Exercise task - Give back the entire listing verbatim.

Given data -
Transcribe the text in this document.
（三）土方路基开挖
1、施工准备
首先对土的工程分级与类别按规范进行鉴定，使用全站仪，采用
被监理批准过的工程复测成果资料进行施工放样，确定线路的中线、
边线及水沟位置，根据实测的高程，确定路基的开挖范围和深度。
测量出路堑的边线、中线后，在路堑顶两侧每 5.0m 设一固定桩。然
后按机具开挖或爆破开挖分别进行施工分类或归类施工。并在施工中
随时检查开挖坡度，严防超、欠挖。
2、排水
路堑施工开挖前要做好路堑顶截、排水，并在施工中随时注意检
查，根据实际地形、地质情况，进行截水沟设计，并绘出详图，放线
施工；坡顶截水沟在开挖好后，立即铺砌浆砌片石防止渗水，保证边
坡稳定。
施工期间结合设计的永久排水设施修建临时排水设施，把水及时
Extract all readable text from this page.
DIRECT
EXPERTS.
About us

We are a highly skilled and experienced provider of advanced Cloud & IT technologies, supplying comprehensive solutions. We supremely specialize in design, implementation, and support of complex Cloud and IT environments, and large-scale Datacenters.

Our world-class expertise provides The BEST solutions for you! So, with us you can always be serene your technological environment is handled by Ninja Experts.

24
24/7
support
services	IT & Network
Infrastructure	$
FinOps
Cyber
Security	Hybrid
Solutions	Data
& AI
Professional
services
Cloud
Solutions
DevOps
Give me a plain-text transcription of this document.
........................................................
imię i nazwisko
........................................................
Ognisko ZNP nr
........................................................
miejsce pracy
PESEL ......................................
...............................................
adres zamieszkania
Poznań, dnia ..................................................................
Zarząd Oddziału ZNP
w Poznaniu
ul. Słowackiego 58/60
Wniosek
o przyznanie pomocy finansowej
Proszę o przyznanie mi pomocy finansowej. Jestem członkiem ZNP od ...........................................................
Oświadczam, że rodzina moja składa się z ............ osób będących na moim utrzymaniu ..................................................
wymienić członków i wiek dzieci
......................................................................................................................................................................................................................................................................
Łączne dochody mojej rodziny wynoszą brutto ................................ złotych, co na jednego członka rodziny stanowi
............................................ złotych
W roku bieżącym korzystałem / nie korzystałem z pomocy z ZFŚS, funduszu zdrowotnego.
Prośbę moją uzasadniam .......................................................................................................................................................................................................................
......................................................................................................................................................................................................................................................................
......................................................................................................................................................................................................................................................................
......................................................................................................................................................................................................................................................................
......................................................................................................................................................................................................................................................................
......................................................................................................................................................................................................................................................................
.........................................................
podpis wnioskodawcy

Complete answer -
Transcribe the text in this document.
（三）土方路基开挖
1、施工准备
首先对土的工程分级与类别按规范进行鉴定，使用全站仪，采用
被监理批准过的工程复测成果资料进行施工放样，确定线路的中线、
边线及水沟位置，根据实测的高程，确定路基的开挖范围和深度。
测量出路堑的边线、中线后，在路堑顶两侧每 5.0m 设一固定桩。然
后按机具开挖或爆破开挖分别进行施工分类或归类施工。并在施工中
随时检查开挖坡度，严防超、欠挖。
2、排水
路堑施工开挖前要做好路堑顶截、排水，并在施工中随时注意检
查，根据实际地形、地质情况，进行截水沟设计，并绘出详图，放线
施工；坡顶截水沟在开挖好后，立即铺砌浆砌片石防止渗水，保证边
坡稳定。
施工期间结合设计的永久排水设施修建临时排水设施，把水及时
Extract all readable text from this page.
DIRECT
EXPERTS.
About us

We are a highly skilled and experienced provider of advanced Cloud & IT technologies, supplying comprehensive solutions. We supremely specialize in design, implementation, and support of complex Cloud and IT environments, and large-scale Datacenters.

Our world-class expertise provides The BEST solutions for you! So, with us you can always be serene your technological environment is handled by Ninja Experts.

24
24/7
support
services	IT & Network
Infrastructure	$
FinOps
Cyber
Security	Hybrid
Solutions	Data
& AI
Professional
services
Cloud
Solutions
DevOps
Give me a plain-text transcription of this document.
........................................................
imię i nazwisko
........................................................
Ognisko ZNP nr
........................................................
miejsce pracy
PESEL ......................................
...............................................
adres zamieszkania
Poznań, dnia ..................................................................
Zarząd Oddziału ZNP
w Poznaniu
ul. Słowackiego 58/60
Wniosek
o przyznanie pomocy finansowej
Proszę o przyznanie mi pomocy finansowej. Jestem członkiem ZNP od ...........................................................
Oświadczam, że rodzina moja składa się z ............ osób będących na moim utrzymaniu ..................................................
wymienić członków i wiek dzieci
......................................................................................................................................................................................................................................................................
Łączne dochody mojej rodziny wynoszą brutto ................................ złotych, co na jednego członka rodziny stanowi
............................................ złotych
W roku bieżącym korzystałem / nie korzystałem z pomocy z ZFŚS, funduszu zdrowotnego.
Prośbę moją uzasadniam .......................................................................................................................................................................................................................
......................................................................................................................................................................................................................................................................
......................................................................................................................................................................................................................................................................
......................................................................................................................................................................................................................................................................
......................................................................................................................................................................................................................................................................
......................................................................................................................................................................................................................................................................
.........................................................
podpis wnioskodawcy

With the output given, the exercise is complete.